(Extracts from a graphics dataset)

###

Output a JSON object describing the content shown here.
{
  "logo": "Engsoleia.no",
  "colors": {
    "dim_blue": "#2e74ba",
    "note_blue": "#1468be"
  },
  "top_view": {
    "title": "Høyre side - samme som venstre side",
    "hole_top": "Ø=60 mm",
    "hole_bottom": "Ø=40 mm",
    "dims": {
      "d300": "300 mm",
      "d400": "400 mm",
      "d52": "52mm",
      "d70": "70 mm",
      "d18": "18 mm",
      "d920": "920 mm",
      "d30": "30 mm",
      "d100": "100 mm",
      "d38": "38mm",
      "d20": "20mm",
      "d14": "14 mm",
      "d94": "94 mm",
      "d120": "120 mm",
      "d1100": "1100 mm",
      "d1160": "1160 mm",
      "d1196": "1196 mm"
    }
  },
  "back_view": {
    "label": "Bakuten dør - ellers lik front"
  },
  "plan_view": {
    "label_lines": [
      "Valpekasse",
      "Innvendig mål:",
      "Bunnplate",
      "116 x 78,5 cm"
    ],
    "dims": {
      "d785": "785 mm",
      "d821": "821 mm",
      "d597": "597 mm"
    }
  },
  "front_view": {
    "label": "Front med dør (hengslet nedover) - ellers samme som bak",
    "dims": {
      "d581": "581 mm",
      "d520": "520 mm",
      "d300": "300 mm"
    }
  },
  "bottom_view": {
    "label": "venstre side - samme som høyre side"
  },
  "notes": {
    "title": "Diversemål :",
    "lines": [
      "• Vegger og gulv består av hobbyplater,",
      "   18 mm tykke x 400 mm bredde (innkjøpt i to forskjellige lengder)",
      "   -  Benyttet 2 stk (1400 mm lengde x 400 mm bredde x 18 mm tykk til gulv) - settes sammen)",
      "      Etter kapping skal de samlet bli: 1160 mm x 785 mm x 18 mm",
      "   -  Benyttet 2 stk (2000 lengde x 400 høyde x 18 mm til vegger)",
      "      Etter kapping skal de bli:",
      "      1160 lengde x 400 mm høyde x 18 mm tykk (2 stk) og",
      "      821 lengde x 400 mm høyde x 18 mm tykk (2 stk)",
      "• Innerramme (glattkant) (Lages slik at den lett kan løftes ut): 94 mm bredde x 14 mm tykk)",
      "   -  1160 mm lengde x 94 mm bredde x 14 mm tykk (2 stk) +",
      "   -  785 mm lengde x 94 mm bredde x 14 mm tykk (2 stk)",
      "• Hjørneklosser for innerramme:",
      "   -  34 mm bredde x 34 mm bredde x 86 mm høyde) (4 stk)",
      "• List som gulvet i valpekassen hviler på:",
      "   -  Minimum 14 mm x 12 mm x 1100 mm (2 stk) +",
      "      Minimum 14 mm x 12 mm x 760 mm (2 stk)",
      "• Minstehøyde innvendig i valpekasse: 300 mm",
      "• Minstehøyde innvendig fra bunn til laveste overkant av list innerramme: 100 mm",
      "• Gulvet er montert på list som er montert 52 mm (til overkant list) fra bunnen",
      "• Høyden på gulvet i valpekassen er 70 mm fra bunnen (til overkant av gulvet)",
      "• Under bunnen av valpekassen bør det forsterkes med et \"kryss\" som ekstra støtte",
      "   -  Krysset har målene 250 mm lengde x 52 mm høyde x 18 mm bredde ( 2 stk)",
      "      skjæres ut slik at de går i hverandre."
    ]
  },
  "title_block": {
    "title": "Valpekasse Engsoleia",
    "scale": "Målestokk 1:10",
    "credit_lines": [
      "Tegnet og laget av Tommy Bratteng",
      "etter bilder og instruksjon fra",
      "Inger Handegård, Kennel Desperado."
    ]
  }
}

###

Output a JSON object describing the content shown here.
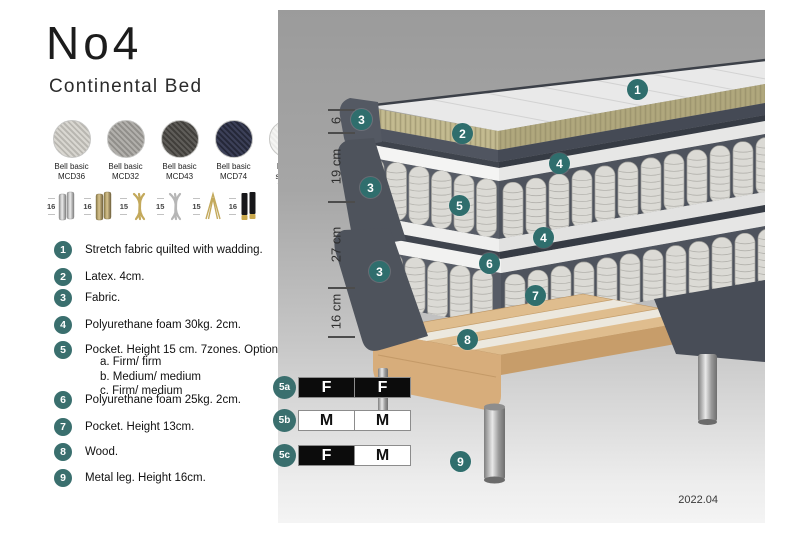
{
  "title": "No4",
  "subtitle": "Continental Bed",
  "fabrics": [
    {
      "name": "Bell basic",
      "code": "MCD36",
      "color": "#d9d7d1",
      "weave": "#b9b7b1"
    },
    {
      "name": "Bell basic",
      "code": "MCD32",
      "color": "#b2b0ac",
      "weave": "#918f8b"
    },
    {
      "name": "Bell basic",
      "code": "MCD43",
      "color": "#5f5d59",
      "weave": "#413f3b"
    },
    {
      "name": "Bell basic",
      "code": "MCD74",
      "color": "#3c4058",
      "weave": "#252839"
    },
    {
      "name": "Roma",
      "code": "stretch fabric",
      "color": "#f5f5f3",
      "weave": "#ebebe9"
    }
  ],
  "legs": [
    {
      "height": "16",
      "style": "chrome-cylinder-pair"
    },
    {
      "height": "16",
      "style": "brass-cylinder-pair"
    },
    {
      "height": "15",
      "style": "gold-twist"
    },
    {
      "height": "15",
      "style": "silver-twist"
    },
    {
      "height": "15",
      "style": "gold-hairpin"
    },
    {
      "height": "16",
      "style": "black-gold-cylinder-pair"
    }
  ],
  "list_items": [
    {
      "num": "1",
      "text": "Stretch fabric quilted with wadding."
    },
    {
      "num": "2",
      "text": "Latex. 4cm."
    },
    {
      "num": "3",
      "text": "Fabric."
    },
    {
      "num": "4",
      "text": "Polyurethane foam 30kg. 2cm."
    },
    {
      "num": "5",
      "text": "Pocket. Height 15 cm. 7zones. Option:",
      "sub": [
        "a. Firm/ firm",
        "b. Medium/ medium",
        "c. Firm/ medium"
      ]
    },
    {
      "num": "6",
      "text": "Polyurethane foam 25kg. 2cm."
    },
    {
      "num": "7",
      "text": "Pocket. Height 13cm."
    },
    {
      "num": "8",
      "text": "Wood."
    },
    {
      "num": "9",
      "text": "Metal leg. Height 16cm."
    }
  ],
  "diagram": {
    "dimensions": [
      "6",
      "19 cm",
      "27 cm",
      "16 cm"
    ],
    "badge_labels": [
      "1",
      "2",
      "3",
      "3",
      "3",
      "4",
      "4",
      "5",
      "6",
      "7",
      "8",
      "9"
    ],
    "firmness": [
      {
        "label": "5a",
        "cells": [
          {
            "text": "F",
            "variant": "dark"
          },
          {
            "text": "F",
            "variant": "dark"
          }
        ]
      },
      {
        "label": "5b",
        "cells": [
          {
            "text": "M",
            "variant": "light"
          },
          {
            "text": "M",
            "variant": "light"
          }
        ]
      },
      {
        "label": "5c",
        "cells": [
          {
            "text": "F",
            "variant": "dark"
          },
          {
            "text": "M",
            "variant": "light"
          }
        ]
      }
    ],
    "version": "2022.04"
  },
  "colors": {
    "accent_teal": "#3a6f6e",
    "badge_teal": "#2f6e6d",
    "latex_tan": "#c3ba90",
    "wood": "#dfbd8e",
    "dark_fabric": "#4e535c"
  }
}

###

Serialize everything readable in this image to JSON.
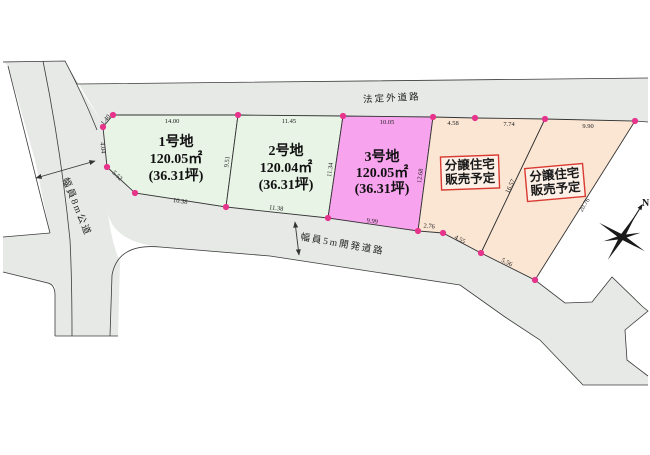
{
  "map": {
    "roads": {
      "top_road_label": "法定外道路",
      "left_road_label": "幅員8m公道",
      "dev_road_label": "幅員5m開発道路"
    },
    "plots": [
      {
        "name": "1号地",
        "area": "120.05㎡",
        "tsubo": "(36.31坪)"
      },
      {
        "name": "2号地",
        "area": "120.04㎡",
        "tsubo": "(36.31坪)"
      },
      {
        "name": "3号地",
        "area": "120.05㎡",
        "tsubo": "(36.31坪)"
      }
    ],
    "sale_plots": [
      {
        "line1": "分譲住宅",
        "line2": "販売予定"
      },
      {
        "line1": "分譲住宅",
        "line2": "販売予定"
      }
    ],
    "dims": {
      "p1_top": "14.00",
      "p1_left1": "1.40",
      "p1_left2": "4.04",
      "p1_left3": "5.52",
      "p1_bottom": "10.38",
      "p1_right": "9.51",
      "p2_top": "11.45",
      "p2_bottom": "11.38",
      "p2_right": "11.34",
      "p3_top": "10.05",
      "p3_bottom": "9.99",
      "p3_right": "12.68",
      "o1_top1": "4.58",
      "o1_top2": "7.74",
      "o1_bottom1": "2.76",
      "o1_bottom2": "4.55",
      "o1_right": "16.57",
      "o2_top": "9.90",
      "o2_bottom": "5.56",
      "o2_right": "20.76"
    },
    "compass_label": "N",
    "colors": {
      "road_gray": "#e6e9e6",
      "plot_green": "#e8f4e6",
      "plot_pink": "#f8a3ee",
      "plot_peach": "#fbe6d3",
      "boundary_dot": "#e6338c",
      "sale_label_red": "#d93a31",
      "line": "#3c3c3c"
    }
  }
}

###

* Task goal
State the count of lines with the word "Minimum" in them, and write nothing else.

* Task answer
2